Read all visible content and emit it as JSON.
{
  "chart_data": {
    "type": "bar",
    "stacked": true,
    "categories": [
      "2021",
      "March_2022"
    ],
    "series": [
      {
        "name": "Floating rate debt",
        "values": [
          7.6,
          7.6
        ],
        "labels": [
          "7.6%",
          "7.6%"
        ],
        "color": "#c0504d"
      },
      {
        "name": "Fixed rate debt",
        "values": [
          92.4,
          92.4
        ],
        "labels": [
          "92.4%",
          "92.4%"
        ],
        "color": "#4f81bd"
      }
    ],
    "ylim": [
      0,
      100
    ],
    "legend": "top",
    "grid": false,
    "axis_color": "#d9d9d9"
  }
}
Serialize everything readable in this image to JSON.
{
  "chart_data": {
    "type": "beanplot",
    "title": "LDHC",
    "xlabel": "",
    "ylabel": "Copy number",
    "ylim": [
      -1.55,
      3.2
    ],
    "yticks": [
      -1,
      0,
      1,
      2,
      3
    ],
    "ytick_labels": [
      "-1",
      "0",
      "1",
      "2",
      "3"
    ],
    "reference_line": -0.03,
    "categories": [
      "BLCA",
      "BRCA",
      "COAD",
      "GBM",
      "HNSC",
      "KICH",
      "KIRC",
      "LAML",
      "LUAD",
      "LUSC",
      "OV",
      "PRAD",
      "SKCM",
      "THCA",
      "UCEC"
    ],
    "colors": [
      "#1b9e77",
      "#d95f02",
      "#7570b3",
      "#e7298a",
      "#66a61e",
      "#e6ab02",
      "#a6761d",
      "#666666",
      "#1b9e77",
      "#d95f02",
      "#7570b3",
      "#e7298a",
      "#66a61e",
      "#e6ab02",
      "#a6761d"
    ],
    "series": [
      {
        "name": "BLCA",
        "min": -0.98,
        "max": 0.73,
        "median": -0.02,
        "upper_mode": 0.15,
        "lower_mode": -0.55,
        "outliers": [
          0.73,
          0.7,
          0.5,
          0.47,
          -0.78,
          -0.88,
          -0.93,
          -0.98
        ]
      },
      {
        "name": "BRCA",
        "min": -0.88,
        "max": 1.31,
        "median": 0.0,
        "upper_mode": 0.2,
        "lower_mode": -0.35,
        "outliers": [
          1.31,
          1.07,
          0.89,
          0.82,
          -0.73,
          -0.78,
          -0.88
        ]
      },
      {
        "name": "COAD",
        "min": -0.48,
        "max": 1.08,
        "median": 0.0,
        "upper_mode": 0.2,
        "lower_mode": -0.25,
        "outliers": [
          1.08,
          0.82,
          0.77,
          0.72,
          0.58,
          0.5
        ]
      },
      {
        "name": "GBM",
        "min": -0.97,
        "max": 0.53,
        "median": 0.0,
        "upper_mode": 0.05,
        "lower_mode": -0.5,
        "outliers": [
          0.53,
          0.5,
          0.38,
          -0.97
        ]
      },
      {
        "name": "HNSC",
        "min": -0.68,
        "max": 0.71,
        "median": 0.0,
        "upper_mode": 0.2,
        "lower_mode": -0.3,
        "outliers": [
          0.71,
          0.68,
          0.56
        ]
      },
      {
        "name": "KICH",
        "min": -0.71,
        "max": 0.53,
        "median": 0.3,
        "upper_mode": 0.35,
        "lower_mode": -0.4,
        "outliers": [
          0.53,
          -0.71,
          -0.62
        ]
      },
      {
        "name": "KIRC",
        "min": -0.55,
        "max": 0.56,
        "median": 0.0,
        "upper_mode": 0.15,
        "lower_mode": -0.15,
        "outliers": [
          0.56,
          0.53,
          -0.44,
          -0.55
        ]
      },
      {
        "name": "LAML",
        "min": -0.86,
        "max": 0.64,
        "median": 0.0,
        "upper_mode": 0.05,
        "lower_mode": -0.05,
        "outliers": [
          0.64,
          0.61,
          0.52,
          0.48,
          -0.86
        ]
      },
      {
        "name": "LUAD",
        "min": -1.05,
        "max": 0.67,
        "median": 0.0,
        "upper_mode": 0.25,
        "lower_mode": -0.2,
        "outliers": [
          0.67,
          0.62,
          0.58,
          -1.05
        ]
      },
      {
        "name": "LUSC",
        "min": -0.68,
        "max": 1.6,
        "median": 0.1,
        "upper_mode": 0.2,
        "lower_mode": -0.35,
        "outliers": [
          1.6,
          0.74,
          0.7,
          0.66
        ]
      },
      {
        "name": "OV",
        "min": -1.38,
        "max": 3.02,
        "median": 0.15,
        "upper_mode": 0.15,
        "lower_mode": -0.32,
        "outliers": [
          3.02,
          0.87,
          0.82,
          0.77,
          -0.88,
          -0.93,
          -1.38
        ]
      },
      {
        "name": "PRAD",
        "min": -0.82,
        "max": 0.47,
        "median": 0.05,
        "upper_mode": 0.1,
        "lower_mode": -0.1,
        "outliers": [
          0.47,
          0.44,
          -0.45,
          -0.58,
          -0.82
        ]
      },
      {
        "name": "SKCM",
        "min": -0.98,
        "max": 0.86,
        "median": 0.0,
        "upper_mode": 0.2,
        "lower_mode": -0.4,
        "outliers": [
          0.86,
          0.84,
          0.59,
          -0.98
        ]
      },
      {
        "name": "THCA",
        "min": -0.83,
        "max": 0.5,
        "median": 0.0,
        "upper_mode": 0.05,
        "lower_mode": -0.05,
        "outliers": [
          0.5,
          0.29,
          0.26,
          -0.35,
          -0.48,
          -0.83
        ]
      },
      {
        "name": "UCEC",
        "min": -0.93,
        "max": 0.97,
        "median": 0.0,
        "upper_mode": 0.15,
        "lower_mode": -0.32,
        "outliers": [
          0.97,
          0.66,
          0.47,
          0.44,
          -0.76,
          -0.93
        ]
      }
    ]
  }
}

*What is asked*.
Select and copy every line of the listing with the word "JSON".

*Full output*.
Read all visible content and emit it as JSON.
Serialize everything readable in this image to JSON.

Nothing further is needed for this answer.